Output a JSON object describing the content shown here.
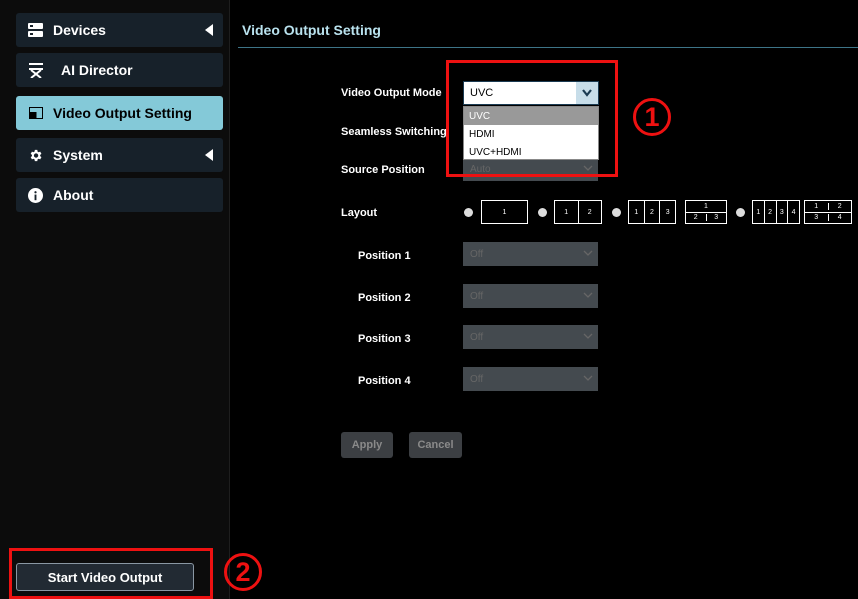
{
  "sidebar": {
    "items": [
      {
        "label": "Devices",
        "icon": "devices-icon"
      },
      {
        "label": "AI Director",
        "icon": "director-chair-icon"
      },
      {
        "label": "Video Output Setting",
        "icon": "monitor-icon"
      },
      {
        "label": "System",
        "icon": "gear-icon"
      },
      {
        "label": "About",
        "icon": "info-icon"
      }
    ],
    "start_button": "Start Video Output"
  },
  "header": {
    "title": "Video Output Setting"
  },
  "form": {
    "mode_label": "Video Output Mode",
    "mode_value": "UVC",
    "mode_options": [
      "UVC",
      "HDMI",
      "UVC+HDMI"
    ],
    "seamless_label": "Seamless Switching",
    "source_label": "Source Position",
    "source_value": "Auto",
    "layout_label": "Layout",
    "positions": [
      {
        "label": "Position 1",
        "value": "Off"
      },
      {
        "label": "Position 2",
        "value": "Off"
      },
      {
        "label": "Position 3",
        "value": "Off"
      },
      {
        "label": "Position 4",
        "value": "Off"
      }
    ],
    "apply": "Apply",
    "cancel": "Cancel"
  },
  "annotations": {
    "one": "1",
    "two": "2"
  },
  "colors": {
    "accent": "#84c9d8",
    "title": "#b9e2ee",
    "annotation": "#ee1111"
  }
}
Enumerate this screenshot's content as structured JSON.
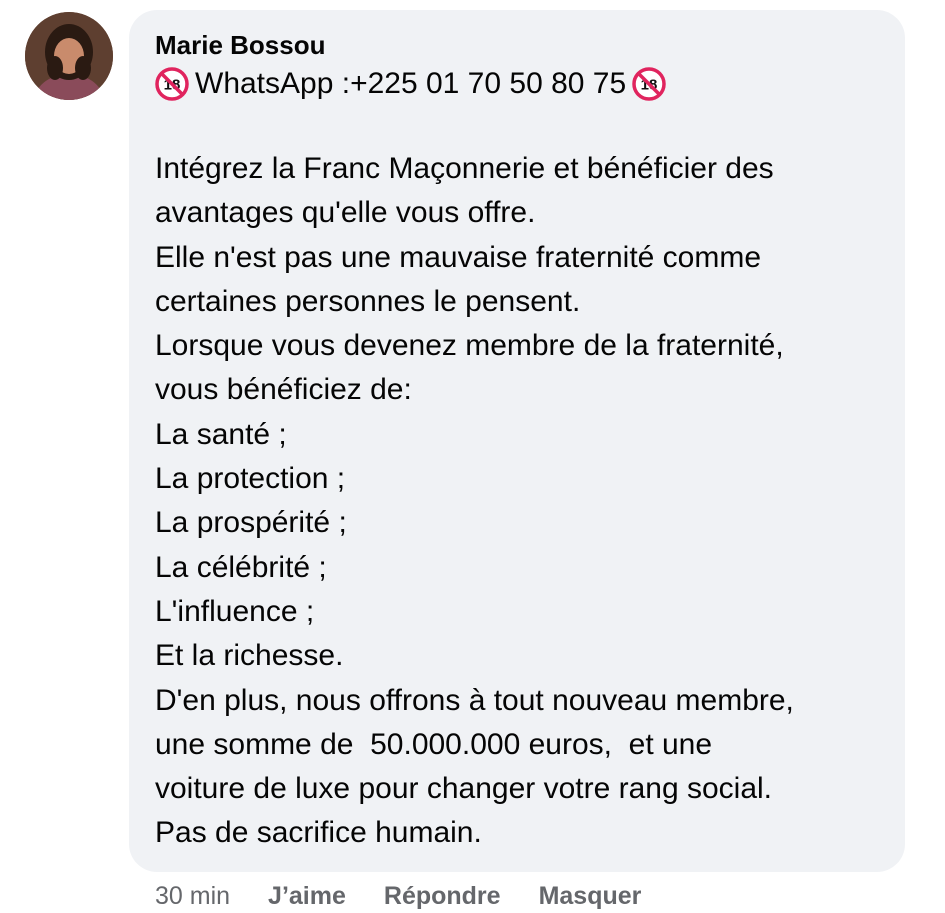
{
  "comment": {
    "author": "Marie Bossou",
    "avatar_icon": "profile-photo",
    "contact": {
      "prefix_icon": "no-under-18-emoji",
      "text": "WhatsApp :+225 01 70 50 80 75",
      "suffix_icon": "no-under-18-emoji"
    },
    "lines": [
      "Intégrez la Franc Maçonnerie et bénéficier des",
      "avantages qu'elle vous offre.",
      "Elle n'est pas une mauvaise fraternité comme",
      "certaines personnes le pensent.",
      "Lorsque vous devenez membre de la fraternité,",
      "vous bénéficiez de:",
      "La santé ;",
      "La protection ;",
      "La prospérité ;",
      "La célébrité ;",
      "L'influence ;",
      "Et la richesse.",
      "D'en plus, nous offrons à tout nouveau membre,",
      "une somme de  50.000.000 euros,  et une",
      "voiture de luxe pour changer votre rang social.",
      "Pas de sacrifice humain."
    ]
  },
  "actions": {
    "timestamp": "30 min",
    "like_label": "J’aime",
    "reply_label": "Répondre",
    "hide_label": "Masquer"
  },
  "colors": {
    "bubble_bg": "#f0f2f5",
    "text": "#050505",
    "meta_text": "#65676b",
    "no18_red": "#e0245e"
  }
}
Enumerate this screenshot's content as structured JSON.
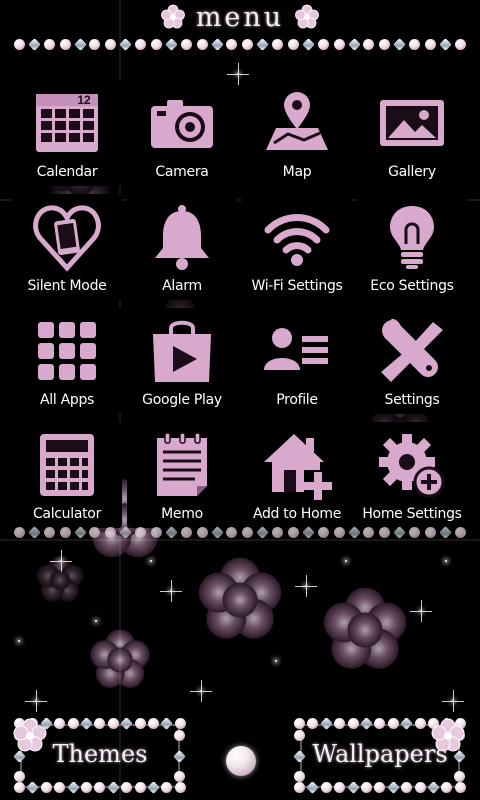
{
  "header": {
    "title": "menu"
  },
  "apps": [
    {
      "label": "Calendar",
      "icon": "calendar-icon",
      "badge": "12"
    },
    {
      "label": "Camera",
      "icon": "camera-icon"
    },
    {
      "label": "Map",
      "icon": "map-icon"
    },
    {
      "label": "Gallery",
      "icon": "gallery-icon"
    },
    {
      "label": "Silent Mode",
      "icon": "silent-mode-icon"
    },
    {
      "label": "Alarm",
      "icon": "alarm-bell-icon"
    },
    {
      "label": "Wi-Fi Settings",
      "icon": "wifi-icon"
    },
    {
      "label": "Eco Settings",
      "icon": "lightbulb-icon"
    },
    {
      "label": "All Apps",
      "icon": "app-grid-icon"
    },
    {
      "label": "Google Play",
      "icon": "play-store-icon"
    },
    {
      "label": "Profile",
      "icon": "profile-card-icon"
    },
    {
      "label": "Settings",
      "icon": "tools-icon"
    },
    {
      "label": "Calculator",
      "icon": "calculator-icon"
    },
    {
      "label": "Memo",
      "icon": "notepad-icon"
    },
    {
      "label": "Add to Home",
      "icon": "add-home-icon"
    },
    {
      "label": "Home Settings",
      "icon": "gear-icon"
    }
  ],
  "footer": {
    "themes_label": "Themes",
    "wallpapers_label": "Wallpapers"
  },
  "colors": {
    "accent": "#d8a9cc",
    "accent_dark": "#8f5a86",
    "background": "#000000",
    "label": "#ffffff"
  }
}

────────────────────

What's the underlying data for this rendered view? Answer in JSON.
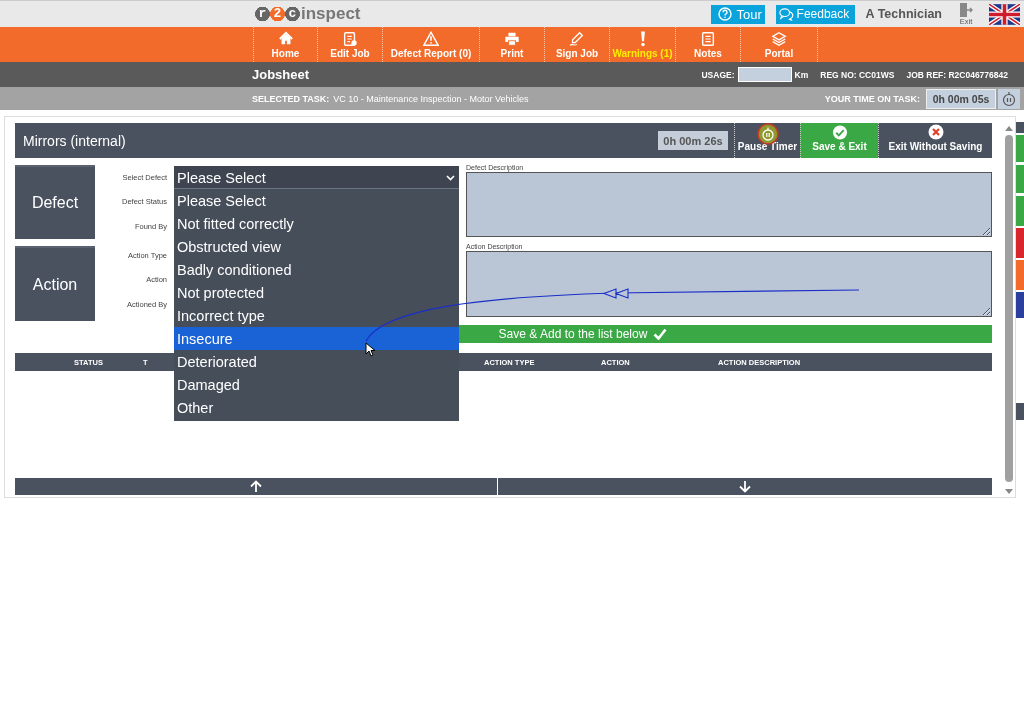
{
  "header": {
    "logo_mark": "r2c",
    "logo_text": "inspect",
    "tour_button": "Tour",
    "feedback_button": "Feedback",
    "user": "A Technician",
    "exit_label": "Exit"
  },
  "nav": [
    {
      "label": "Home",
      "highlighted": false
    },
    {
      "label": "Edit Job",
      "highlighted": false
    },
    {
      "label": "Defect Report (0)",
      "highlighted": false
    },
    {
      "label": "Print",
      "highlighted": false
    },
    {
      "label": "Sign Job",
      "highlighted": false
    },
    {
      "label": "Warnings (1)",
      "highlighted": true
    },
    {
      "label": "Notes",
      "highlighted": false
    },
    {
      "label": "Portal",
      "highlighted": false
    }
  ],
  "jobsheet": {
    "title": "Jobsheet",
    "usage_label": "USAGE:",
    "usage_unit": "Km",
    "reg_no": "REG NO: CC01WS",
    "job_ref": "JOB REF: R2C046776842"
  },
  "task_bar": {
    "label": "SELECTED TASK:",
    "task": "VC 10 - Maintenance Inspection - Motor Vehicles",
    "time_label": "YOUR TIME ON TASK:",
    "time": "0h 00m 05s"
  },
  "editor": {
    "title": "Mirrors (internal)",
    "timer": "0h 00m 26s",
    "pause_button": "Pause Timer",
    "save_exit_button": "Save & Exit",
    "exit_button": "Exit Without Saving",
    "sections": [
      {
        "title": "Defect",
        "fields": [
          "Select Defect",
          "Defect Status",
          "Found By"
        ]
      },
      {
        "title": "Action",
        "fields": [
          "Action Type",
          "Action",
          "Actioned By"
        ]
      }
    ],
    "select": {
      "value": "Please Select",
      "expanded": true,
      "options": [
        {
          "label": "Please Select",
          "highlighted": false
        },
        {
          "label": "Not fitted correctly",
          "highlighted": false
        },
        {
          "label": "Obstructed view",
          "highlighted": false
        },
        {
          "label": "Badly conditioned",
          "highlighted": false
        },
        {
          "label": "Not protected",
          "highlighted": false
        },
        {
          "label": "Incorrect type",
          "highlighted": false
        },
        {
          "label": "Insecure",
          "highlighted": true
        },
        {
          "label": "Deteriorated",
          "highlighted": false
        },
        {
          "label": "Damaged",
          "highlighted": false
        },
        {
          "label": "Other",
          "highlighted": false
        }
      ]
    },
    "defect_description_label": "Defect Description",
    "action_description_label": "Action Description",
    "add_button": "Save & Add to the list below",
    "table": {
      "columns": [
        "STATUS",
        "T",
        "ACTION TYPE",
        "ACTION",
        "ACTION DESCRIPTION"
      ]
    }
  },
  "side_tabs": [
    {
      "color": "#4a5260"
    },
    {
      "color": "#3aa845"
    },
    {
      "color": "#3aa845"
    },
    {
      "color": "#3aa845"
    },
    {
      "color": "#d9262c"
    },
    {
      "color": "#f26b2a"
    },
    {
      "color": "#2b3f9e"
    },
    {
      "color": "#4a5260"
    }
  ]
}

────────────────────

Given task: Check each line of the entries above for the word "vous". List the ones that have it.

Reply:
      "avantages qu'elle vous offre.",
      "Lorsque vous devenez membre de la fraternité,",
      "vous bénéficiez de:",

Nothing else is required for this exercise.